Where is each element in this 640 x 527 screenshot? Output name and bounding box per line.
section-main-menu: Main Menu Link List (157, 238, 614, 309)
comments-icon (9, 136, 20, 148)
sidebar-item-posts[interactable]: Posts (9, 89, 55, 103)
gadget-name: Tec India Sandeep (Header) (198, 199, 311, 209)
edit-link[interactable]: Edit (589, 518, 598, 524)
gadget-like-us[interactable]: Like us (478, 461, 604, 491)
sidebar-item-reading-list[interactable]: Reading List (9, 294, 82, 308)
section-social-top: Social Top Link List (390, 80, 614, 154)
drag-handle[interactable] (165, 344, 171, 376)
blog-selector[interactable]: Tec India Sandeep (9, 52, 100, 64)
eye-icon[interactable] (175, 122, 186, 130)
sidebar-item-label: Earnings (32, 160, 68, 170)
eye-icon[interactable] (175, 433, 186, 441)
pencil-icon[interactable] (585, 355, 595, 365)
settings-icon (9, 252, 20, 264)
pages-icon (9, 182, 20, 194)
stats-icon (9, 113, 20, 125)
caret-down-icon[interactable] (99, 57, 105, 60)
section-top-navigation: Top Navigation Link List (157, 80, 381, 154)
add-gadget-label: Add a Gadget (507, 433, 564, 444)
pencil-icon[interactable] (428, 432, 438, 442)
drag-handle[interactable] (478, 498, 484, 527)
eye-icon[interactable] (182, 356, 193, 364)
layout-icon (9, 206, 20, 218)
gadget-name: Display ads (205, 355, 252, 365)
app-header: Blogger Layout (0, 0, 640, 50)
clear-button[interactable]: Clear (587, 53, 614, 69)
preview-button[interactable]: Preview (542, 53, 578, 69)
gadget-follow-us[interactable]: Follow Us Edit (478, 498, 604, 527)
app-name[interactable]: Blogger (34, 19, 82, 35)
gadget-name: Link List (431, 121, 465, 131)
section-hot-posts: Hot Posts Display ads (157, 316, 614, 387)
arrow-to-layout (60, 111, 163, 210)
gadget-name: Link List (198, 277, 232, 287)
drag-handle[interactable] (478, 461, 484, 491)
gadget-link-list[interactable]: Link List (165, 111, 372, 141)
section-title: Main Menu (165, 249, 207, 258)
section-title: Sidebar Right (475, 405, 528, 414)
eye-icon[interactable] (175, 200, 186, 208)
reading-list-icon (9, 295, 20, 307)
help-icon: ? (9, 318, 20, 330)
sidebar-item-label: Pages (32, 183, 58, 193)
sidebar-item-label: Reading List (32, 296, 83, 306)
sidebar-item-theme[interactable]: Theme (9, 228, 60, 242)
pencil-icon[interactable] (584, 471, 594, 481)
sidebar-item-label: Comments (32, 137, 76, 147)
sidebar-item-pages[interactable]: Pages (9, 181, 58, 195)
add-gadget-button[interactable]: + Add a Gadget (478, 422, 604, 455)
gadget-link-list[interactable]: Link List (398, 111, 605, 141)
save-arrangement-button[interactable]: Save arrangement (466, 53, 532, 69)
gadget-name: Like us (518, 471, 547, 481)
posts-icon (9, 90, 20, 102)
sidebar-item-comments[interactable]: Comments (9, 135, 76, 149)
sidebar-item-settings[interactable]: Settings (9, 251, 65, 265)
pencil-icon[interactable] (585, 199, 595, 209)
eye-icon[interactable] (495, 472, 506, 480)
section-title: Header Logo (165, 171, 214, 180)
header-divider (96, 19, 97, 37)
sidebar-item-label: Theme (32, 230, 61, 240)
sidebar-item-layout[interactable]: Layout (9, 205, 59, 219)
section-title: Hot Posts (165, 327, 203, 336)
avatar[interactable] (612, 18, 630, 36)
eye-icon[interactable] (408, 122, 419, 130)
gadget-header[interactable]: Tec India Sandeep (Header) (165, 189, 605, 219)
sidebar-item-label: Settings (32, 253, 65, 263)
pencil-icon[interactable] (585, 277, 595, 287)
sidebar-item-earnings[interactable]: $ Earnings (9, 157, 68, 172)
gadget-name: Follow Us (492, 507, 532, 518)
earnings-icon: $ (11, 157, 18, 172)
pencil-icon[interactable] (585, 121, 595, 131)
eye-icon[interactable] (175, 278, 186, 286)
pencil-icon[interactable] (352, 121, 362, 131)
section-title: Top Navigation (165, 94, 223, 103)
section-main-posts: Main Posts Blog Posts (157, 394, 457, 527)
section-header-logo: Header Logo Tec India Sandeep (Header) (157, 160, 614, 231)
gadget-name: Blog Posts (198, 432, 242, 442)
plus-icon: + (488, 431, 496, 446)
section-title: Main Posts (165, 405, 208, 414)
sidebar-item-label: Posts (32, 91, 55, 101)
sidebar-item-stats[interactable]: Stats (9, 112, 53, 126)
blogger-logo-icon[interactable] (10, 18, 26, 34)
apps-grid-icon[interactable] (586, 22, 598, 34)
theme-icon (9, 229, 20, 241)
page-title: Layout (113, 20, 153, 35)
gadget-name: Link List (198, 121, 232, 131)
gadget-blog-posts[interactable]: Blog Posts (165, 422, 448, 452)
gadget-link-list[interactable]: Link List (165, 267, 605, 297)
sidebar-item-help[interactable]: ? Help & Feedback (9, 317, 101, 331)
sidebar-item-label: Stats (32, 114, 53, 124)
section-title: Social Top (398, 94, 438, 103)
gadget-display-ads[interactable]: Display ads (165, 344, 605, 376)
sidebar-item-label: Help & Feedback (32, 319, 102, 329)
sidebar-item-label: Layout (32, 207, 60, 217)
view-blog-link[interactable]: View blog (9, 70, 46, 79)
==*==
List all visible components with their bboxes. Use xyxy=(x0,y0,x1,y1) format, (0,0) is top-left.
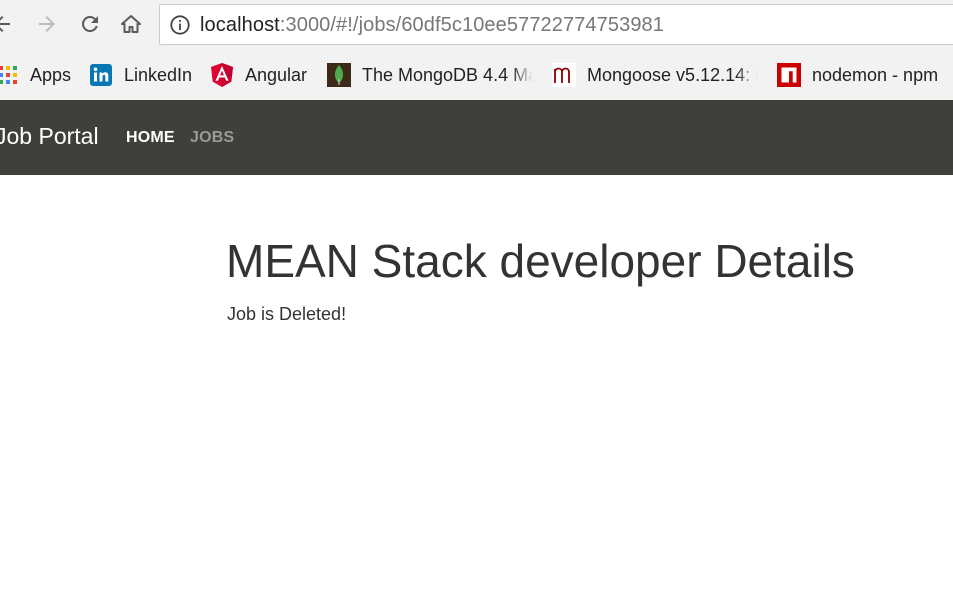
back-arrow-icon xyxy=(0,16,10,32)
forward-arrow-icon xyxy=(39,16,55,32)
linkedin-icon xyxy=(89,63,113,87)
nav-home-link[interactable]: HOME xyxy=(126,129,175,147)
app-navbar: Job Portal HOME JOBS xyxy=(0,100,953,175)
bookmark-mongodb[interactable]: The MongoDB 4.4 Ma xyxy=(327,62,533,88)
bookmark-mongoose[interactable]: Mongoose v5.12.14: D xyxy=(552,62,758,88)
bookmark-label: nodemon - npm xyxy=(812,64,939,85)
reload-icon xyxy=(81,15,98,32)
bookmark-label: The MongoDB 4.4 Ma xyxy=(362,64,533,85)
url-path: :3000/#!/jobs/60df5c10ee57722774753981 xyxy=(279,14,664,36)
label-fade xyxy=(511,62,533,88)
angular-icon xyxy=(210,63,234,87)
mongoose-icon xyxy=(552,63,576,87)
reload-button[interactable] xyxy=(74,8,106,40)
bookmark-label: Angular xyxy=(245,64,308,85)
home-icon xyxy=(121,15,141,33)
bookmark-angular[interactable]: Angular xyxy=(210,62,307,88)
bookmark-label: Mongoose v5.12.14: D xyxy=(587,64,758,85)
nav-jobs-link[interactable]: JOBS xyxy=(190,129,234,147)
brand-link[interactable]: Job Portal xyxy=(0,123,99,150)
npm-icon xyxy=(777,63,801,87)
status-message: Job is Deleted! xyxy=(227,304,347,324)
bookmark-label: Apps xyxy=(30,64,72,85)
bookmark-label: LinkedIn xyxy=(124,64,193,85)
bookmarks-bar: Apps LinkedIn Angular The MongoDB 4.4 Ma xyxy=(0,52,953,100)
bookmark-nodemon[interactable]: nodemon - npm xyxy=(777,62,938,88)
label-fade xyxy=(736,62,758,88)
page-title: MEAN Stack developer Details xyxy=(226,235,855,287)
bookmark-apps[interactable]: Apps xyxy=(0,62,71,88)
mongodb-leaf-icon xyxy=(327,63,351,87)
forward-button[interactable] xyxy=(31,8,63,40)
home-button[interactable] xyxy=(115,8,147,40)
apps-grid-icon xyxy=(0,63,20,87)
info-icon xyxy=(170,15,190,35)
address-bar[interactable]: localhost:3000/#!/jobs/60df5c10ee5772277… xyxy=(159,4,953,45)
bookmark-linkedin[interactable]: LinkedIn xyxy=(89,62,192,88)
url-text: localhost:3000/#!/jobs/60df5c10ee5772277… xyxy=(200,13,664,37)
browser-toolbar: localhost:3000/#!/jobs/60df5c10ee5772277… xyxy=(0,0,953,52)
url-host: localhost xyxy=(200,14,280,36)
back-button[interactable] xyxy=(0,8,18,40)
==*==
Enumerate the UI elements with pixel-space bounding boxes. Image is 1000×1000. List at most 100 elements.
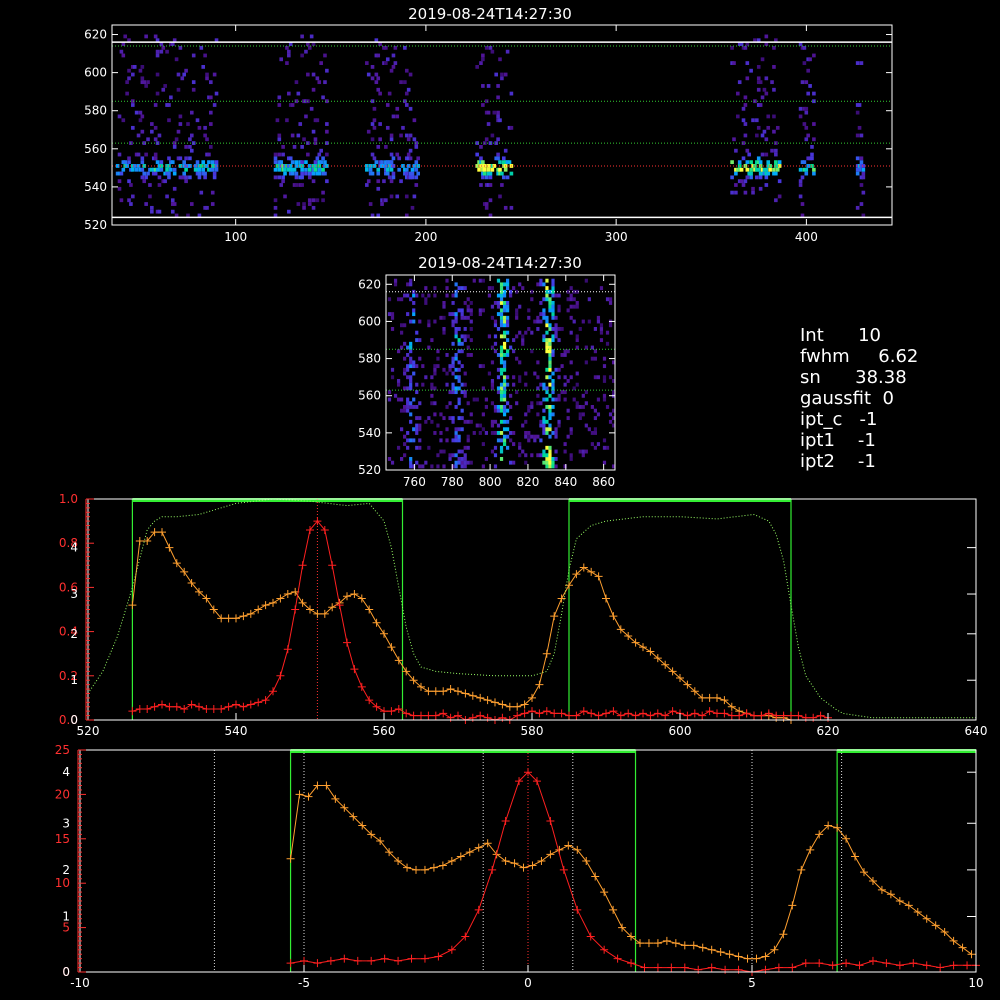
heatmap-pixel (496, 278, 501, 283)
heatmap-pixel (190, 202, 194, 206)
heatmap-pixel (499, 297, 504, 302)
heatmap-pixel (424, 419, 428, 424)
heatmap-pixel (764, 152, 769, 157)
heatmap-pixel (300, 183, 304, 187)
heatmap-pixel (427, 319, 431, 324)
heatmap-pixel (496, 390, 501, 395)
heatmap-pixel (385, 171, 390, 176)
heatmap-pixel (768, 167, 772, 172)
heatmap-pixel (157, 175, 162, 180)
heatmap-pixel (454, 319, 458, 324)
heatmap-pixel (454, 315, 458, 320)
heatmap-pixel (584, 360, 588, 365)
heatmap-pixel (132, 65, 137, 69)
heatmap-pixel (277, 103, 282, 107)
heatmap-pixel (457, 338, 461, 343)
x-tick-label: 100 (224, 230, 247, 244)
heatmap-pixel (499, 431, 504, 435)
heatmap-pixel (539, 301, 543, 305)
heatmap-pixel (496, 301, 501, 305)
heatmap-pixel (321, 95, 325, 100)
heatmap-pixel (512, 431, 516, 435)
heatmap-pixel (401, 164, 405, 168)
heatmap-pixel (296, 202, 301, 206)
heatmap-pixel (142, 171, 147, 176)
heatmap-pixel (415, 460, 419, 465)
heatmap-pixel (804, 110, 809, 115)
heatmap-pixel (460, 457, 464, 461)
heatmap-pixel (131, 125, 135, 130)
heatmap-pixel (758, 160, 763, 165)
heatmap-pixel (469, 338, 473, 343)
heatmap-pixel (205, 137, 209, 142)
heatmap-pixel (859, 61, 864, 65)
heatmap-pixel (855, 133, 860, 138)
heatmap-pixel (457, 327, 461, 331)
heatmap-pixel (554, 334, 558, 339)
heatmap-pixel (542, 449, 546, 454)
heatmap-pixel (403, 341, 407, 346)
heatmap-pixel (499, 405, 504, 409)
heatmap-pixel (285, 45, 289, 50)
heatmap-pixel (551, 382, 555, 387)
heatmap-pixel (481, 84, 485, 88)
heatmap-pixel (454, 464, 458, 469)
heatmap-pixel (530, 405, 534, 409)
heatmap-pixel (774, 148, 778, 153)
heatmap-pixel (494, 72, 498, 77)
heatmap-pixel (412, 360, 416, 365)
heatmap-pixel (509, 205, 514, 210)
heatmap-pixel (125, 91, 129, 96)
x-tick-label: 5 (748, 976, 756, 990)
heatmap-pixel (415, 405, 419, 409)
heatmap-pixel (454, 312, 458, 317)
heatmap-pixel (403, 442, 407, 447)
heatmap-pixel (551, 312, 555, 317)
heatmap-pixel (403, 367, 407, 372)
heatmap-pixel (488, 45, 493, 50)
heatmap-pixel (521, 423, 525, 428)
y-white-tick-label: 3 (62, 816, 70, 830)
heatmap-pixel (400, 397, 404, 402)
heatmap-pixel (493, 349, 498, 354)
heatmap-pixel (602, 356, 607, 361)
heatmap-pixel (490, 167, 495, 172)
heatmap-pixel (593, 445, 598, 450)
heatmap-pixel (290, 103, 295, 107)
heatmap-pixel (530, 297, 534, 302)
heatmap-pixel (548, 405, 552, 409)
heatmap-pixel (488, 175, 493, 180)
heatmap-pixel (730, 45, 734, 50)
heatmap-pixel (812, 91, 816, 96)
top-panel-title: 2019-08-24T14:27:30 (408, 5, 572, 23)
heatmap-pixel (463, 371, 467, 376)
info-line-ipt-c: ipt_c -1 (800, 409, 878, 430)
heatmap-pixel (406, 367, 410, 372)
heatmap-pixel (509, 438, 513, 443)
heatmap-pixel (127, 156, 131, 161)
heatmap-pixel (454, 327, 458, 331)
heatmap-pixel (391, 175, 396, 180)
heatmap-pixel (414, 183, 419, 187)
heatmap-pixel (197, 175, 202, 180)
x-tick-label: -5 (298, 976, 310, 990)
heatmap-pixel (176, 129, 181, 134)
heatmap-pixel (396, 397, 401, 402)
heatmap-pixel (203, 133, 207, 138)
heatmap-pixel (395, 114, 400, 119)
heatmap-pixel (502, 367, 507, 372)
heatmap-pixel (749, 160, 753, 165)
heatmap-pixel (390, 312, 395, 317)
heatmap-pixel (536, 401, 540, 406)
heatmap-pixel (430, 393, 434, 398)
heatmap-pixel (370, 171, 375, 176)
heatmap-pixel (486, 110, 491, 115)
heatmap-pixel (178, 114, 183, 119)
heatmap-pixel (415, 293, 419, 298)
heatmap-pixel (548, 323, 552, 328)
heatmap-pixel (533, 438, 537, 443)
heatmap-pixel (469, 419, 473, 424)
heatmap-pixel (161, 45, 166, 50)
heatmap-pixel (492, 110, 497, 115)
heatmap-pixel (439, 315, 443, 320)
==*==
STATED EXERCISE:
Render part of the entries as a JSON list of strings, one string per line and no blank lines: begin at the line that contains "Where is each" and stop after the line that contains "drag-handle[interactable] (165, 344, 171, 376)".

SOLUTION TO THE PROBLEM:
[
  "Where is each element in this 640 x 527 screenshot? Output name and bounding box per line.",
  "section-main-menu: Main Menu Link List (157, 238, 614, 309)",
  "comments-icon (9, 136, 20, 148)",
  "sidebar-item-posts[interactable]: Posts (9, 89, 55, 103)",
  "gadget-name: Tec India Sandeep (Header) (198, 199, 311, 209)",
  "edit-link[interactable]: Edit (589, 518, 598, 524)",
  "gadget-like-us[interactable]: Like us (478, 461, 604, 491)",
  "sidebar-item-reading-list[interactable]: Reading List (9, 294, 82, 308)",
  "section-social-top: Social Top Link List (390, 80, 614, 154)",
  "drag-handle[interactable] (165, 344, 171, 376)"
]